[START Items]

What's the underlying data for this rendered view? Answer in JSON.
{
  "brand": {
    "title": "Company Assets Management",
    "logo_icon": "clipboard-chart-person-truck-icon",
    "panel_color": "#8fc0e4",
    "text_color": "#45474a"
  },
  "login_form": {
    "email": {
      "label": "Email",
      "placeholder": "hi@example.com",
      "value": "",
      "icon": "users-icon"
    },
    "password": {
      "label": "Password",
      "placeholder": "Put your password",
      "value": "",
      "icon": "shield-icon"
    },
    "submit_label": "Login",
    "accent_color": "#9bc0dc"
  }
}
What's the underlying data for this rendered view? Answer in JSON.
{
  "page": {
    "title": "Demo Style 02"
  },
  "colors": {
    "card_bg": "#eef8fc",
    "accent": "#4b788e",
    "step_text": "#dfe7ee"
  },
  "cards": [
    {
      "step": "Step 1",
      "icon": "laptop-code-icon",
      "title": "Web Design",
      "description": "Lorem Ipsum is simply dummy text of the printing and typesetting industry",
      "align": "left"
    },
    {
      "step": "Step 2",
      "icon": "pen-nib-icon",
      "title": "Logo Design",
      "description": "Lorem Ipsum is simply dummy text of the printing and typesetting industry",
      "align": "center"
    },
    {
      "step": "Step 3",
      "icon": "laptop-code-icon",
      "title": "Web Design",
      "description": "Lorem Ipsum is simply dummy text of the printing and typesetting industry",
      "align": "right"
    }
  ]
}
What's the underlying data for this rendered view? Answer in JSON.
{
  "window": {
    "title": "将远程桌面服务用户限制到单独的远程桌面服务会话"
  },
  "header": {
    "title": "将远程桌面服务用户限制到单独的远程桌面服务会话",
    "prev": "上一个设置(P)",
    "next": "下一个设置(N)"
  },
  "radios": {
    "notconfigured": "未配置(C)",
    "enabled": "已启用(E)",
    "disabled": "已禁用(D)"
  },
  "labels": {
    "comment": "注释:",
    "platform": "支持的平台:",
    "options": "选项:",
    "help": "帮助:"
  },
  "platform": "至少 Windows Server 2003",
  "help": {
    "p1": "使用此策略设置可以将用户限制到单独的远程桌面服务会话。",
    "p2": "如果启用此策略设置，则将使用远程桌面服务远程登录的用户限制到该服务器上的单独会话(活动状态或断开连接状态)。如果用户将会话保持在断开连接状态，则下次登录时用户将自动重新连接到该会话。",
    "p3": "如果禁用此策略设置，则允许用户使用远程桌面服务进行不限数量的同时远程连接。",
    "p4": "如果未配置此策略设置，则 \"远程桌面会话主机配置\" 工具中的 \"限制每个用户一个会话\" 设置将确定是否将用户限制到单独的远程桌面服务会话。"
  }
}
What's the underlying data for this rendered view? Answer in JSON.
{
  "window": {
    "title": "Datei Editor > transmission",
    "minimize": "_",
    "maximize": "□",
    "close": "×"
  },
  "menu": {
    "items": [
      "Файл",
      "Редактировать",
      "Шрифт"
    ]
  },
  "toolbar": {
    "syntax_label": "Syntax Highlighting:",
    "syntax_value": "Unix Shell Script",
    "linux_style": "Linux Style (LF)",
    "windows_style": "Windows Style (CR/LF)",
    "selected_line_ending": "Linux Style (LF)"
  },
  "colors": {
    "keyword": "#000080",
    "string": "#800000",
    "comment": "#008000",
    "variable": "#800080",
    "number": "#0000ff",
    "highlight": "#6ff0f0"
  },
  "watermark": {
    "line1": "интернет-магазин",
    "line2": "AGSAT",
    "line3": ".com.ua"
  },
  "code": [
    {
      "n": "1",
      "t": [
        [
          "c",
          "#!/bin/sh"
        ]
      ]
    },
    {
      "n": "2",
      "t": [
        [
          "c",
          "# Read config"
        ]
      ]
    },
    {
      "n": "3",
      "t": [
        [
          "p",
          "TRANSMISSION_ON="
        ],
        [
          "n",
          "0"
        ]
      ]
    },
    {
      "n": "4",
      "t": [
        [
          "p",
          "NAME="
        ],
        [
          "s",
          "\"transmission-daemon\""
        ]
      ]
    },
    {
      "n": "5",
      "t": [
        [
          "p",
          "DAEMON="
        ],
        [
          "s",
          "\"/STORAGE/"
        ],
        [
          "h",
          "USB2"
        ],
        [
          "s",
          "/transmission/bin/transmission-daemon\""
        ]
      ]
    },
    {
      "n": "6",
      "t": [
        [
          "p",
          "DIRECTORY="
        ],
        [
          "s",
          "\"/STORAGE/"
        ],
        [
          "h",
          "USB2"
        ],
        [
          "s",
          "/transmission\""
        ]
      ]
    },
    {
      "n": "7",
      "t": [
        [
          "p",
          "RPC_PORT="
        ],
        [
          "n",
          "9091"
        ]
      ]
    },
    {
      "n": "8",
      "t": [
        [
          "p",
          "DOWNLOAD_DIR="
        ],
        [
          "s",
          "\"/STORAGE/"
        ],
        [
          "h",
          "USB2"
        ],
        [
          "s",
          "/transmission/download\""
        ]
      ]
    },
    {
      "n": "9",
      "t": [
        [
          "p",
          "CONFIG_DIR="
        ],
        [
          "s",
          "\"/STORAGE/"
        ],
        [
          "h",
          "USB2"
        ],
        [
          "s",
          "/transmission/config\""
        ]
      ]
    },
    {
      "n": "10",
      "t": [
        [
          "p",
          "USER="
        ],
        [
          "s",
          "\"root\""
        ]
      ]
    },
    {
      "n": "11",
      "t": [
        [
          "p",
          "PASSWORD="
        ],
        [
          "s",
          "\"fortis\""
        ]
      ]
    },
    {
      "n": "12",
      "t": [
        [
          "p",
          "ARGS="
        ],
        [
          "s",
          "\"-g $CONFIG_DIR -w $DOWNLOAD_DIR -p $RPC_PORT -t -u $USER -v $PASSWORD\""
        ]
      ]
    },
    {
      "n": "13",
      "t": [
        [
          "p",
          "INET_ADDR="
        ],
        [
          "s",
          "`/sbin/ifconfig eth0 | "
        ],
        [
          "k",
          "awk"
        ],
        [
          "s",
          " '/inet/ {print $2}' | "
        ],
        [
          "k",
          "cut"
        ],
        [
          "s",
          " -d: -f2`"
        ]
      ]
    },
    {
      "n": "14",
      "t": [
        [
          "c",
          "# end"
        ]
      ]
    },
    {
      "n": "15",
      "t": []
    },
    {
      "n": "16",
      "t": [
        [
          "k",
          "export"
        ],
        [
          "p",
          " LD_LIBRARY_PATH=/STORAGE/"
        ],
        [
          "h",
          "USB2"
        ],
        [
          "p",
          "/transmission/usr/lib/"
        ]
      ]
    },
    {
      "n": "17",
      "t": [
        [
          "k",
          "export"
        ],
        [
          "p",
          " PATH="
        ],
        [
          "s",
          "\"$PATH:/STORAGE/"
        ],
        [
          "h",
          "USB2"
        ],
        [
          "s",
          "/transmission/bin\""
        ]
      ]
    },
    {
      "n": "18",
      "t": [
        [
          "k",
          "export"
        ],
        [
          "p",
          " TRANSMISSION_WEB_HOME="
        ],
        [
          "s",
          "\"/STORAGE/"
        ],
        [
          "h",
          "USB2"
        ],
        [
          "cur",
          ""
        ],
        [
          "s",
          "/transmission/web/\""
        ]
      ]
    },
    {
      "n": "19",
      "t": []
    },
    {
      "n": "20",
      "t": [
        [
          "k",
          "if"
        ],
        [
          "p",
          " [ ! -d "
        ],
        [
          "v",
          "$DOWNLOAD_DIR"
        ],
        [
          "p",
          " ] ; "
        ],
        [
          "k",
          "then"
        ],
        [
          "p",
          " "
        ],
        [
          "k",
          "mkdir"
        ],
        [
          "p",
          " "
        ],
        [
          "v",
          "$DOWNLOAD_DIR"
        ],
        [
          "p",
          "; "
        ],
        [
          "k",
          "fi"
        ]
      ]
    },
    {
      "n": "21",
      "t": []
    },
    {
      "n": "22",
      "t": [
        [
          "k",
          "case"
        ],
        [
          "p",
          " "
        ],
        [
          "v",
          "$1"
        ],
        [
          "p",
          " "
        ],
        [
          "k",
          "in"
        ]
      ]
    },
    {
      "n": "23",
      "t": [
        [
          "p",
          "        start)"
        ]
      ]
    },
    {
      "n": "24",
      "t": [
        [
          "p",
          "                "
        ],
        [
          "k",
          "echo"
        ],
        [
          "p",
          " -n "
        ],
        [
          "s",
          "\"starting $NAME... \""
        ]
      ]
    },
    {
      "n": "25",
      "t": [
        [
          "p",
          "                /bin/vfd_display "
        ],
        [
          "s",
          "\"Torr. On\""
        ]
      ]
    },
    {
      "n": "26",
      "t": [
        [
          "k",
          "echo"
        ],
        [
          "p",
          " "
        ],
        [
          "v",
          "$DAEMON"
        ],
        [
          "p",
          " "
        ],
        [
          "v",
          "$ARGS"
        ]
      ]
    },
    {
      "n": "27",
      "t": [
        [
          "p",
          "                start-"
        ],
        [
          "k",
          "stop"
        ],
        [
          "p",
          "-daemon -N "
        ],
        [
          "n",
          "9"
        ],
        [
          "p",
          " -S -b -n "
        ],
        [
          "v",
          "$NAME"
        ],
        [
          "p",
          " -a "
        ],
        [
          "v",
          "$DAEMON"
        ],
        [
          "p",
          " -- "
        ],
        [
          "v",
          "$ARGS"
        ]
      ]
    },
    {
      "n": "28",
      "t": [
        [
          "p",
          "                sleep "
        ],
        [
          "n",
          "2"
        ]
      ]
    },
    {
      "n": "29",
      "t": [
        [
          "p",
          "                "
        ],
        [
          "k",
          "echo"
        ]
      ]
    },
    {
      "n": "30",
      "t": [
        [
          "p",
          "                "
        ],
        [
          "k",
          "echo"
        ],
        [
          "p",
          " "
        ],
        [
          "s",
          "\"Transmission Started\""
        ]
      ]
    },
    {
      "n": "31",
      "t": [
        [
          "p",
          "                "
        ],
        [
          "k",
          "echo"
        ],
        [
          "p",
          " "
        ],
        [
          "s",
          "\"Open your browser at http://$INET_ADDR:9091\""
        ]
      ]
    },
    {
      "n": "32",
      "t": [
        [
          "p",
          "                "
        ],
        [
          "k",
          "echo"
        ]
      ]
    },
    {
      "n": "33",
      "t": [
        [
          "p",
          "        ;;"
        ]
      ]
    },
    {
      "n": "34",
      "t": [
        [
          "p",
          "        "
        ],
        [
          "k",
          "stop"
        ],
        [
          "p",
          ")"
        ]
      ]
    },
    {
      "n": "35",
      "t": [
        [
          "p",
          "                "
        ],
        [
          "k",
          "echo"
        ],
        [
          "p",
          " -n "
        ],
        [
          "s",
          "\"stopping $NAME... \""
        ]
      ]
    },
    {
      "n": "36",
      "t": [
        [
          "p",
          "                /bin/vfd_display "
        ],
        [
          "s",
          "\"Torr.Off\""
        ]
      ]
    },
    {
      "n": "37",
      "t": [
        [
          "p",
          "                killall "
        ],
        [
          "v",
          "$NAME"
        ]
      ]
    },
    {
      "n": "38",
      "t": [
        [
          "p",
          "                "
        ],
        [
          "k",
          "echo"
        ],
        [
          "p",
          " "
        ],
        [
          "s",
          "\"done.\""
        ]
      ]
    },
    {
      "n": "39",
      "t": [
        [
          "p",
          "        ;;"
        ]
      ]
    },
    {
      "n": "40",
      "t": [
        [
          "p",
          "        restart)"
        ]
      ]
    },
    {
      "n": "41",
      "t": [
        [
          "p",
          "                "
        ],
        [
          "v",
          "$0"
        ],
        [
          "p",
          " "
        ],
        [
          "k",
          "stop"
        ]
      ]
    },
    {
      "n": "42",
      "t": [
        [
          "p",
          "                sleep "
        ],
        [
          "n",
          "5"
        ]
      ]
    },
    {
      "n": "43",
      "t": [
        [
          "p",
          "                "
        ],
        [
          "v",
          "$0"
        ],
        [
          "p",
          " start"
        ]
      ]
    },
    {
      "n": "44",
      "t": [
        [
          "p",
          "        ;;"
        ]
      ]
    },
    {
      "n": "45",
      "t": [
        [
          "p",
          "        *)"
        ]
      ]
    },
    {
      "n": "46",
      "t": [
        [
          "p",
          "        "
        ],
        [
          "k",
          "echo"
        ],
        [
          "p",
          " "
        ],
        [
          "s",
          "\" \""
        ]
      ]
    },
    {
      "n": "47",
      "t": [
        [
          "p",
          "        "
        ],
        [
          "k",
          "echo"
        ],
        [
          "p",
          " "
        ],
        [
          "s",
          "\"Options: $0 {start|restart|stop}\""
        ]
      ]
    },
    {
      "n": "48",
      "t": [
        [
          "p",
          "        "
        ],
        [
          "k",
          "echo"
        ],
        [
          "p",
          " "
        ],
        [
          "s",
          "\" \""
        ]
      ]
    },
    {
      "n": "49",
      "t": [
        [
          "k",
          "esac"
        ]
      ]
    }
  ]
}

[END Items]

- **Goal**
Pull out every line containing "your".

- **Task solution**
      "placeholder": "Put your password",
          "\"Open your browser at http://$INET_ADDR:9091\""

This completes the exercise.